#### QUELLTEXT
Bei den zusätzlichen Beweismitteln handelt es sich um Chatauswertungen, vor allem Nachrichten, die Karmasin mit ihrer ehemaligen Mitarbeiterin, der Meinungsforscherin Beinschab, ausgetauscht hatte. Beinschab, der die WKStA Kronzeuginnenstatus eingeräumt hat, wird als Zeugin vernommen.
WKStA: Während Amtstätigkeit Verhandlungen geführt
„Die Dokumente zeigen, dass Karmasin auch im Jänner 2018 einer Erwerbstätigkeit nachgegangen ist, indem sie einen Jahrbuchbeitrag für die Politische Akademie der ÖVP erstellt hat“, sagte Adamovic. Im März 2018 habe Karmasin dann auch Provisionsansprüche im Zusammenhang mit einer Studie zur Budgetrede des damaligen Finanzministers Hartwig Löger (ÖVP) erworben, wovon sie selbst ausgegangen sei, wie sich aus einer Chatnachricht ergebe. Karmasin habe für diese konkrete Studie auch Beratungsdienste geleistet.

#### BEREITGESTELLTE DATEN

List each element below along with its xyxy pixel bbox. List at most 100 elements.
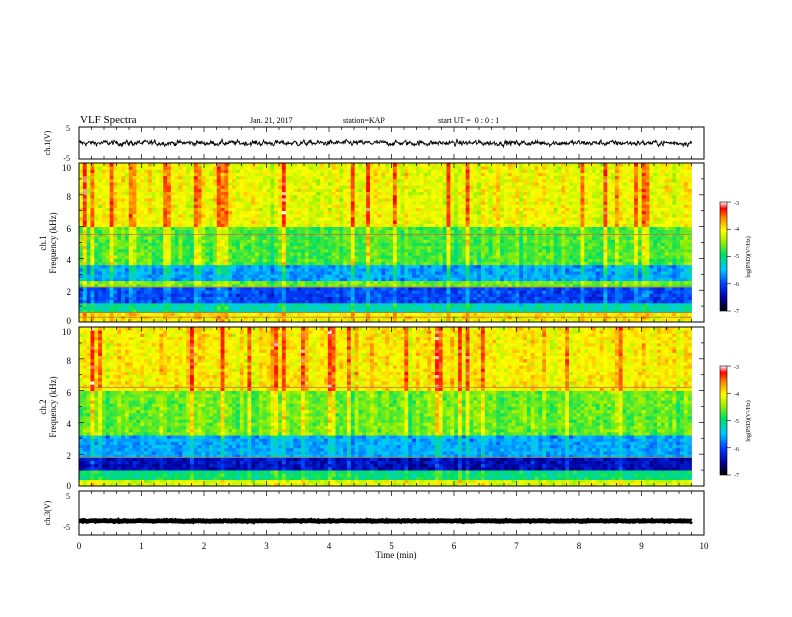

#### AUFGABENSTELLUNG
Gib den Abschnitt des Quelltexts von „WKStA: Während Amtstätigkeit“ bis „auch Beratungsdienste geleistet.“ wortgetreu wieder. Die Zeilen sind eigenständiges Material und gehören nicht zum Quelltext.

#### ERGEBNIS
WKStA: Während Amtstätigkeit Verhandlungen geführt
„Die Dokumente zeigen, dass Karmasin auch im Jänner 2018 einer Erwerbstätigkeit nachgegangen ist, indem sie einen Jahrbuchbeitrag für die Politische Akademie der ÖVP erstellt hat“, sagte Adamovic. Im März 2018 habe Karmasin dann auch Provisionsansprüche im Zusammenhang mit einer Studie zur Budgetrede des damaligen Finanzministers Hartwig Löger (ÖVP) erworben, wovon sie selbst ausgegangen sei, wie sich aus einer Chatnachricht ergebe. Karmasin habe für diese konkrete Studie auch Beratungsdienste geleistet.